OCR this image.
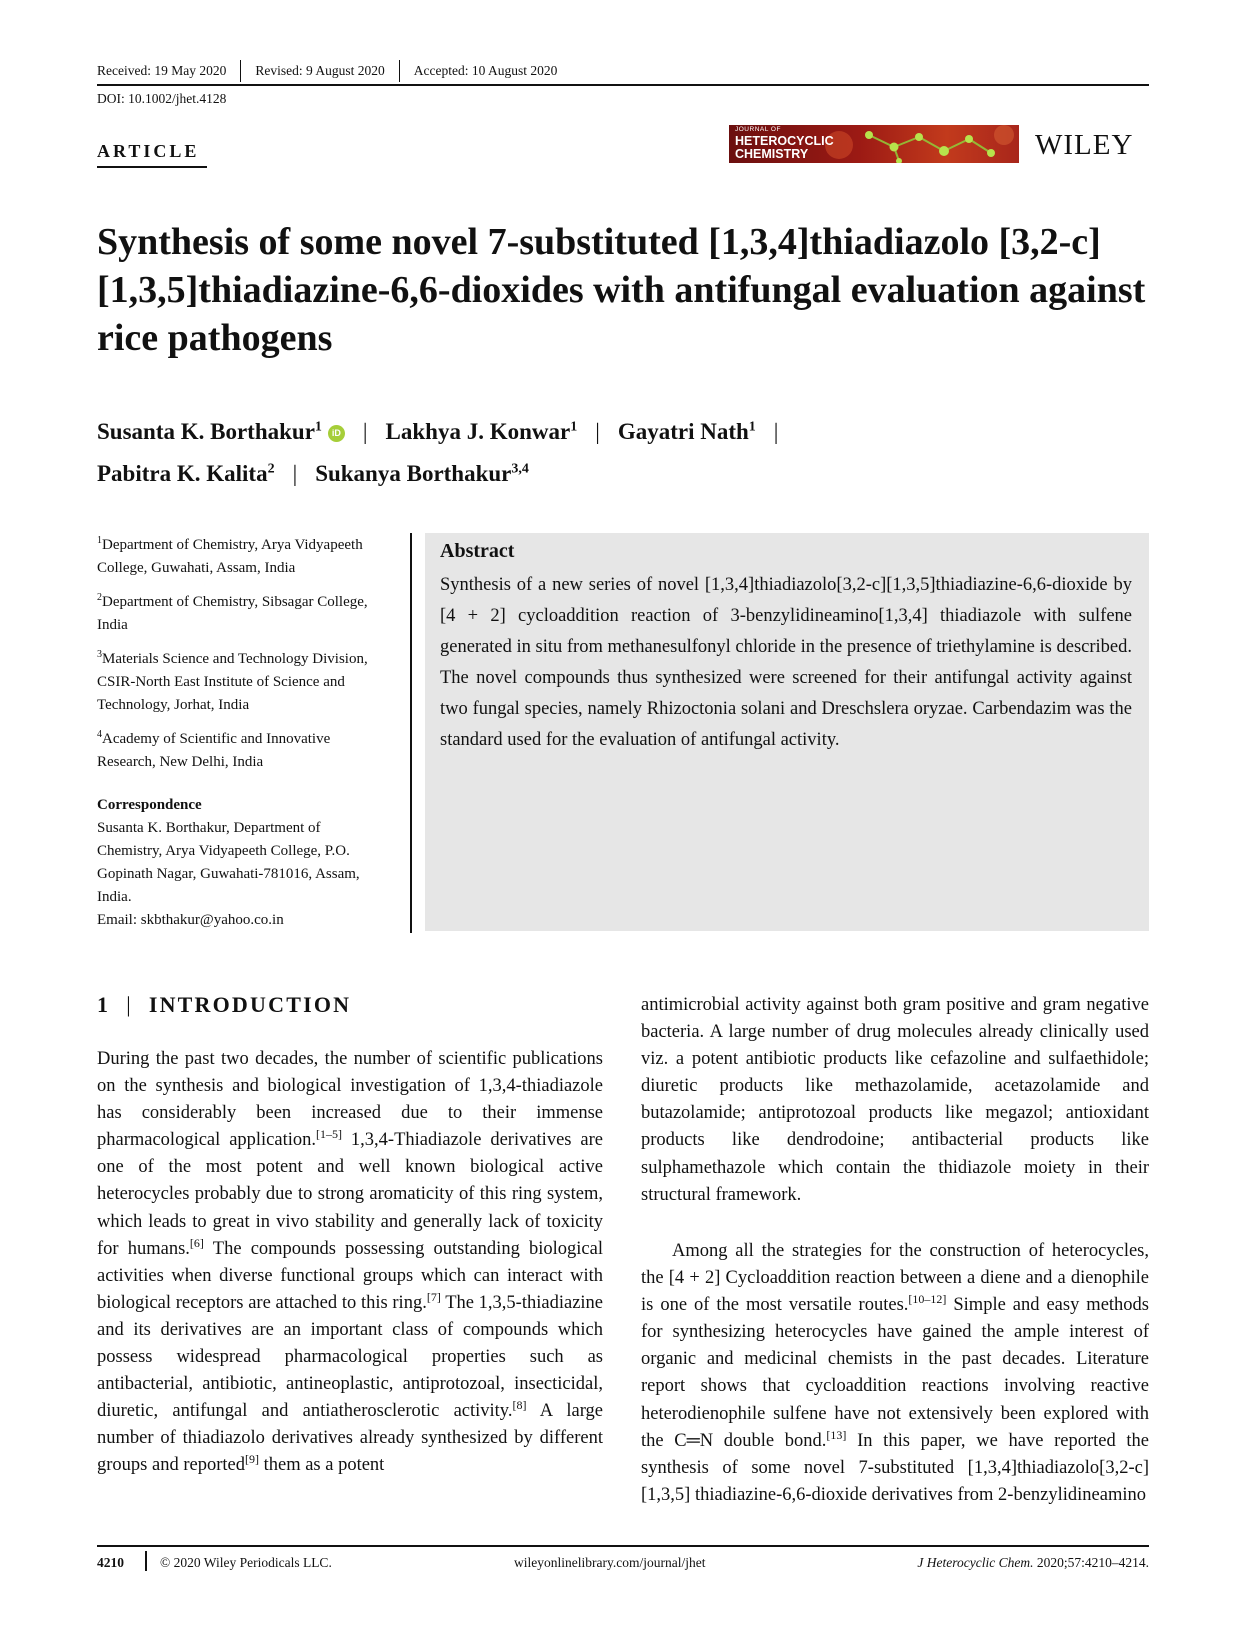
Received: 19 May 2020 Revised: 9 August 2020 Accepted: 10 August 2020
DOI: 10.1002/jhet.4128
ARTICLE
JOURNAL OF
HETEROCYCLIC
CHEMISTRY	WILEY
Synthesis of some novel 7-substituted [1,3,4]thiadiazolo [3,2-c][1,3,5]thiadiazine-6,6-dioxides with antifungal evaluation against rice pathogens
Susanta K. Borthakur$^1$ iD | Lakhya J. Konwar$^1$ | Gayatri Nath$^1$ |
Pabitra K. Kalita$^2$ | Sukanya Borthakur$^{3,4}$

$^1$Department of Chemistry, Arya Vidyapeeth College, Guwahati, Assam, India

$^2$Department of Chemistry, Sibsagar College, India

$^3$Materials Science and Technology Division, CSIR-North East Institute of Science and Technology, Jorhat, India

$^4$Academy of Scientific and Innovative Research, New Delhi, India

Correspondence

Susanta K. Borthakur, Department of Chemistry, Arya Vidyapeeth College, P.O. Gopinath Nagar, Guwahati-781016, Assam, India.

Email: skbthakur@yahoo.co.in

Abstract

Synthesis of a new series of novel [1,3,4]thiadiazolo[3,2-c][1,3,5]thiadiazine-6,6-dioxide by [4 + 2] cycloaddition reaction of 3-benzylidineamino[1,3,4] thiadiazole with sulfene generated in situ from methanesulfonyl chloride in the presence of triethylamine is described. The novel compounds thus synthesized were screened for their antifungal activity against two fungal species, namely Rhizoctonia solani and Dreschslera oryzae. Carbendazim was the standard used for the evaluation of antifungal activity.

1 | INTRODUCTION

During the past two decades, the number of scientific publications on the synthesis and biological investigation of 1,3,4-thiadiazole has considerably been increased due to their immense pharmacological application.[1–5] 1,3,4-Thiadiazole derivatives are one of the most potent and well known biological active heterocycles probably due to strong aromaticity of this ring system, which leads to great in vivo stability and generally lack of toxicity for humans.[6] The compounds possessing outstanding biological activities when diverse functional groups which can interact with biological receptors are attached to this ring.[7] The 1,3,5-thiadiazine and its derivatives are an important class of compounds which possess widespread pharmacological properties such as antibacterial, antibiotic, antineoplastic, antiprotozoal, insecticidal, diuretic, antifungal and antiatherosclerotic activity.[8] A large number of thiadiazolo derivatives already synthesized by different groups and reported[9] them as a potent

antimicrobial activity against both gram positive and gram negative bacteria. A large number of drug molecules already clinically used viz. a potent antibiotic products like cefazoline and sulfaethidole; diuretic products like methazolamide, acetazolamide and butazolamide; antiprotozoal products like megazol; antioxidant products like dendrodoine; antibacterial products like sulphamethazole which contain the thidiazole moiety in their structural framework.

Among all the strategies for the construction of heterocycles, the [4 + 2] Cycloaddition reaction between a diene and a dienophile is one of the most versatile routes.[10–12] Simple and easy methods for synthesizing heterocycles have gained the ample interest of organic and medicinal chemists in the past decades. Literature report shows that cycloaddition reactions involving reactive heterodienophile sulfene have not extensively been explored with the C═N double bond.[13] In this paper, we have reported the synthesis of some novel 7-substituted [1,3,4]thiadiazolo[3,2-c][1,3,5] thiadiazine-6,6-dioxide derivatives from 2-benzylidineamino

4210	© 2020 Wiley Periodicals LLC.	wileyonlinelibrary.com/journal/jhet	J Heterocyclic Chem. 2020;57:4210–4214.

--

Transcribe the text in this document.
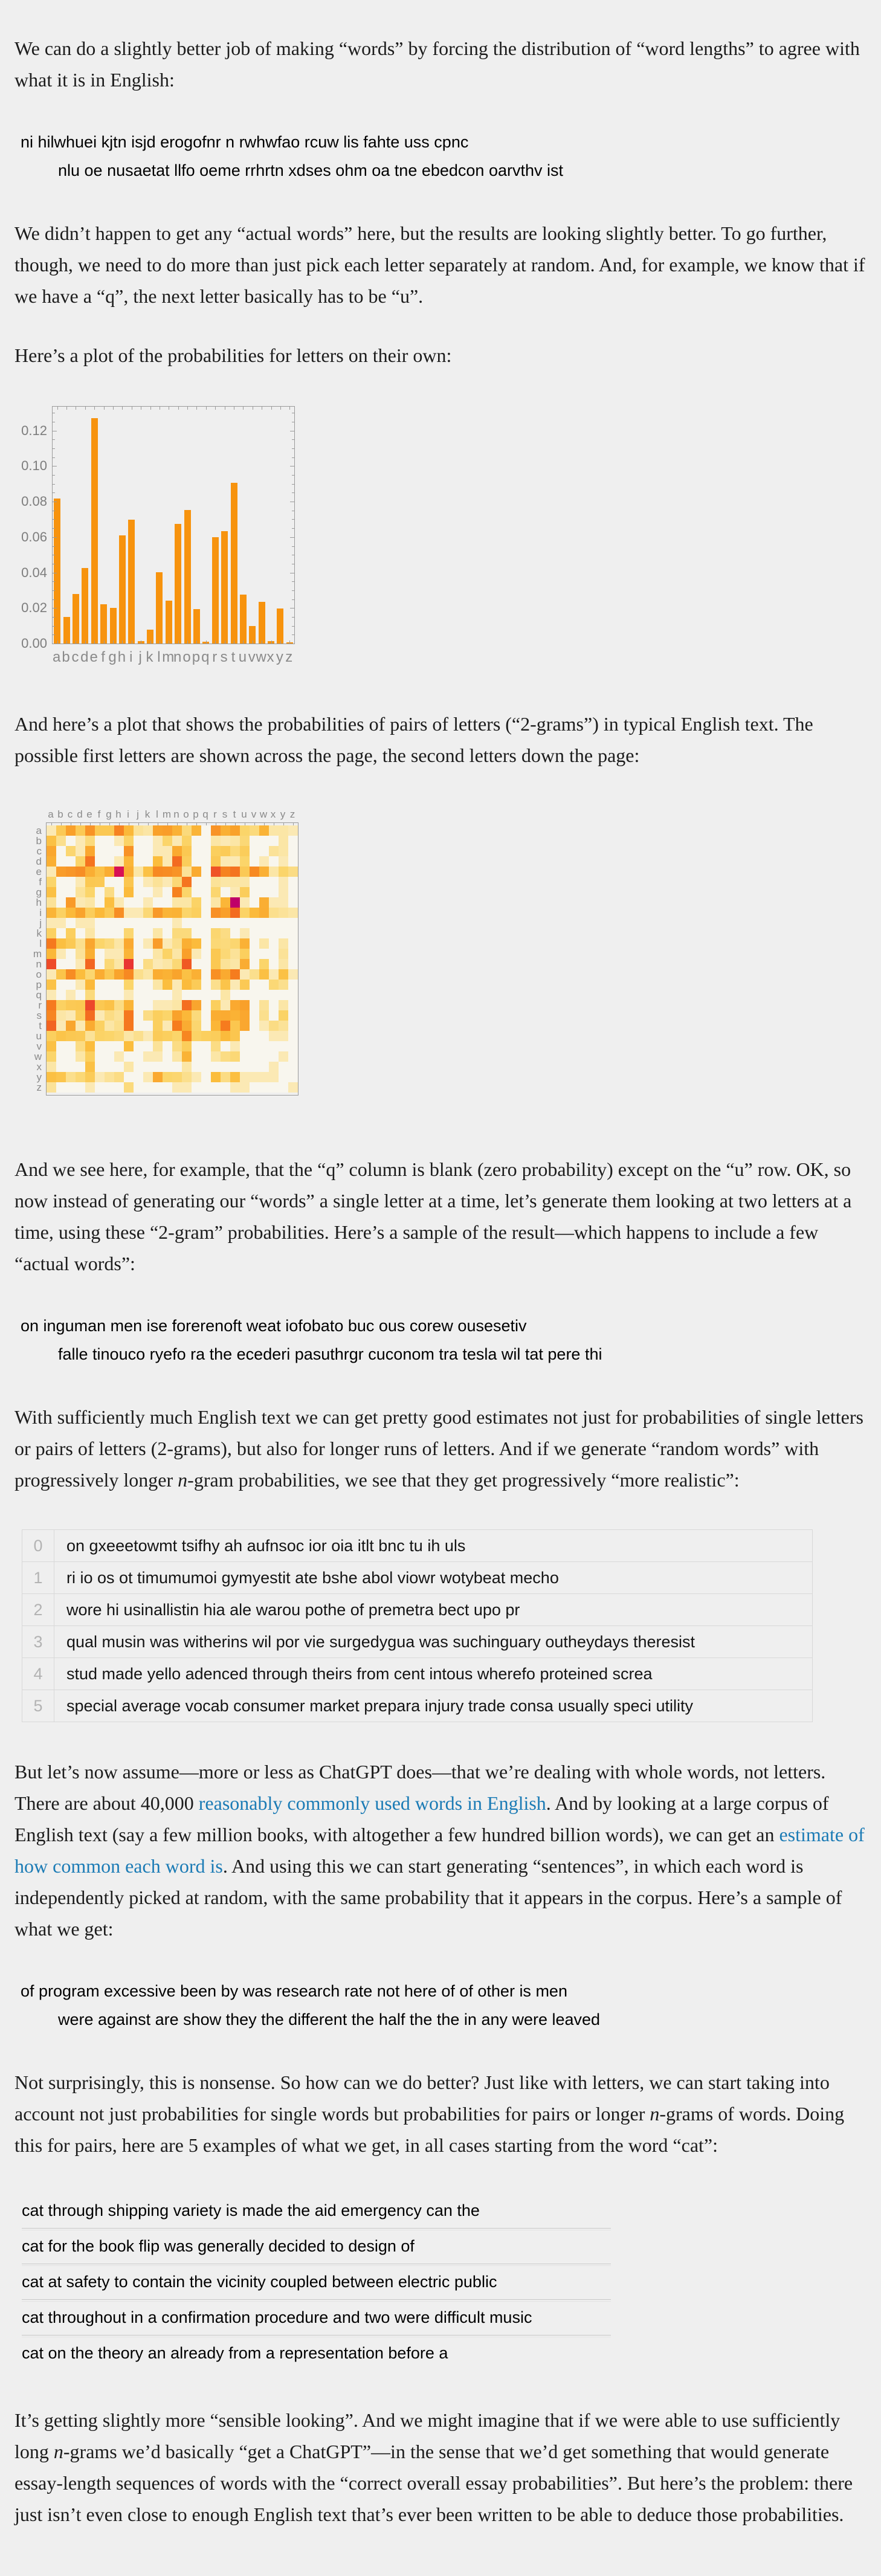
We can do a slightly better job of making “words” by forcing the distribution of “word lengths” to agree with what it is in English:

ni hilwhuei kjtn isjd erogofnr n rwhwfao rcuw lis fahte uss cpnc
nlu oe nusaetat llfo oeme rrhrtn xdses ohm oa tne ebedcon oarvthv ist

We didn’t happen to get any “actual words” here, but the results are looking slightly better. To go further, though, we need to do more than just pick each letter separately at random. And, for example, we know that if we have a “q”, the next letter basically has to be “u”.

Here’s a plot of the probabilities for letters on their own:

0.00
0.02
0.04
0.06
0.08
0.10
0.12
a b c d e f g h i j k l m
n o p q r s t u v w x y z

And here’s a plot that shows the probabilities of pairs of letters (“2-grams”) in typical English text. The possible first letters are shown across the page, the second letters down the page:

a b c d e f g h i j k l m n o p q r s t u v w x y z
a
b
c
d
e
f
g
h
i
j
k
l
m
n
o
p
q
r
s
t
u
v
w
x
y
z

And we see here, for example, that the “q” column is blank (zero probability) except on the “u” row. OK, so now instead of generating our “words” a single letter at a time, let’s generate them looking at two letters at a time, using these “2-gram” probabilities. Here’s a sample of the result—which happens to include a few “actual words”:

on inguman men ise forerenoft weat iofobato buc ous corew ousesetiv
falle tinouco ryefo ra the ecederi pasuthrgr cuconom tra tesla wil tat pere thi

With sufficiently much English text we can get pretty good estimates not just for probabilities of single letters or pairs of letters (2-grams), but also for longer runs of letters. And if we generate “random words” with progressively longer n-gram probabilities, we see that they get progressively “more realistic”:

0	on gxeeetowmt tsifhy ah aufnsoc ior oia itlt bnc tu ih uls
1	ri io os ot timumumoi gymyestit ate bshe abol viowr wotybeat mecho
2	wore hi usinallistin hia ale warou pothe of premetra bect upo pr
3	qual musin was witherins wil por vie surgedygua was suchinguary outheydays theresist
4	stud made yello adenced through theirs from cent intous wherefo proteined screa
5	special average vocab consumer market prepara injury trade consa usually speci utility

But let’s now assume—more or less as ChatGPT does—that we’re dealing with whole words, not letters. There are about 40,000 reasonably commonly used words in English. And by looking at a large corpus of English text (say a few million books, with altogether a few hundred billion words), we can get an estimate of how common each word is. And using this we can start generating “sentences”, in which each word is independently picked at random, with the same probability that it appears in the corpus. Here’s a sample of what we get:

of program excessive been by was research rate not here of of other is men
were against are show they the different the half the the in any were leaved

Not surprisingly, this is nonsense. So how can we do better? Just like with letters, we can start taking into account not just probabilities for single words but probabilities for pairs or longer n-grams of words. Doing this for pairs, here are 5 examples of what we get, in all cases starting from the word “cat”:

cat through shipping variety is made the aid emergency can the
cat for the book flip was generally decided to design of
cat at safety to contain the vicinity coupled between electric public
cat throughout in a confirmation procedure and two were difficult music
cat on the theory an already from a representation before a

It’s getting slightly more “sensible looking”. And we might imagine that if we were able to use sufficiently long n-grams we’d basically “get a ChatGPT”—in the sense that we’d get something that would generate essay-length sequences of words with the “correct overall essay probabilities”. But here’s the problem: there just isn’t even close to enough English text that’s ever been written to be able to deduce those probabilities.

_Task:_
Please go through the listing and return each line that has "jhet" in it.

_Result:_
DOI: 10.1002/jhet.4128
4210	© 2020 Wiley Periodicals LLC.	wileyonlinelibrary.com/journal/jhet	J Heterocyclic Chem. 2020;57:4210–4214.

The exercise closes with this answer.